*** Provided records ***
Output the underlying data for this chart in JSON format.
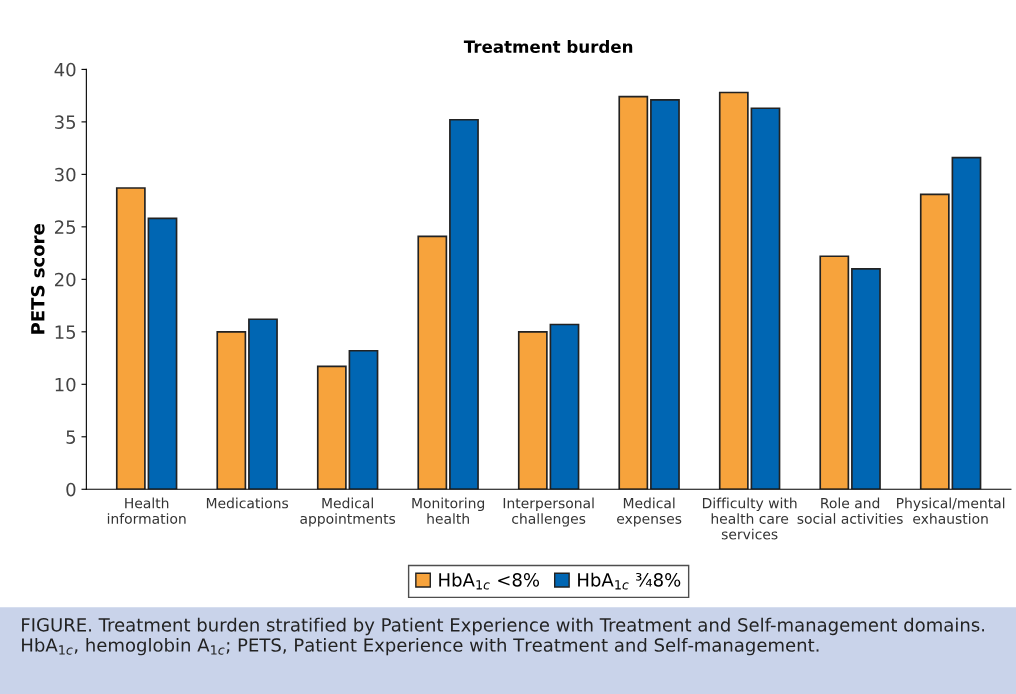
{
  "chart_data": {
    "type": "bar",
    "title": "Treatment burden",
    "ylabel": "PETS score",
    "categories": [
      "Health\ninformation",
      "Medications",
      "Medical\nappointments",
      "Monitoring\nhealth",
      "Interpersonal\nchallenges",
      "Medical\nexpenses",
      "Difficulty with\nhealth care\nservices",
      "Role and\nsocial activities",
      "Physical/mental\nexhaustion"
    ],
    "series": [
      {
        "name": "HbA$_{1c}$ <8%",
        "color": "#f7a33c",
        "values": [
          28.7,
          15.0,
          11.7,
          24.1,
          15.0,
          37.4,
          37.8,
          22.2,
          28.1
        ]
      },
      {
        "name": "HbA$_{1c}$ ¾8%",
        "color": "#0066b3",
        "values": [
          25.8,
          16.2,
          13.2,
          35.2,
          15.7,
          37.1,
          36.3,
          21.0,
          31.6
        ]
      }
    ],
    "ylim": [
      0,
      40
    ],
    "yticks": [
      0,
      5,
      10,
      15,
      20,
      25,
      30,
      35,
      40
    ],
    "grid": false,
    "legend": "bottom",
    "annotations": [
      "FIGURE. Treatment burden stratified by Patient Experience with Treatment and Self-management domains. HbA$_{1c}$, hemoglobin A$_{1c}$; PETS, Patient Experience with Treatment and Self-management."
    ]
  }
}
***
Your goal -
Give all the lines above again, character for character, without pictures.

Result for this task -
Output the underlying data for this chart in JSON format.
{
  "chart_data": {
    "type": "bar",
    "title": "Treatment burden",
    "ylabel": "PETS score",
    "categories": [
      "Health\ninformation",
      "Medications",
      "Medical\nappointments",
      "Monitoring\nhealth",
      "Interpersonal\nchallenges",
      "Medical\nexpenses",
      "Difficulty with\nhealth care\nservices",
      "Role and\nsocial activities",
      "Physical/mental\nexhaustion"
    ],
    "series": [
      {
        "name": "HbA$_{1c}$ <8%",
        "color": "#f7a33c",
        "values": [
          28.7,
          15.0,
          11.7,
          24.1,
          15.0,
          37.4,
          37.8,
          22.2,
          28.1
        ]
      },
      {
        "name": "HbA$_{1c}$ ¾8%",
        "color": "#0066b3",
        "values": [
          25.8,
          16.2,
          13.2,
          35.2,
          15.7,
          37.1,
          36.3,
          21.0,
          31.6
        ]
      }
    ],
    "ylim": [
      0,
      40
    ],
    "yticks": [
      0,
      5,
      10,
      15,
      20,
      25,
      30,
      35,
      40
    ],
    "grid": false,
    "legend": "bottom",
    "annotations": [
      "FIGURE. Treatment burden stratified by Patient Experience with Treatment and Self-management domains. HbA$_{1c}$, hemoglobin A$_{1c}$; PETS, Patient Experience with Treatment and Self-management."
    ]
  }
}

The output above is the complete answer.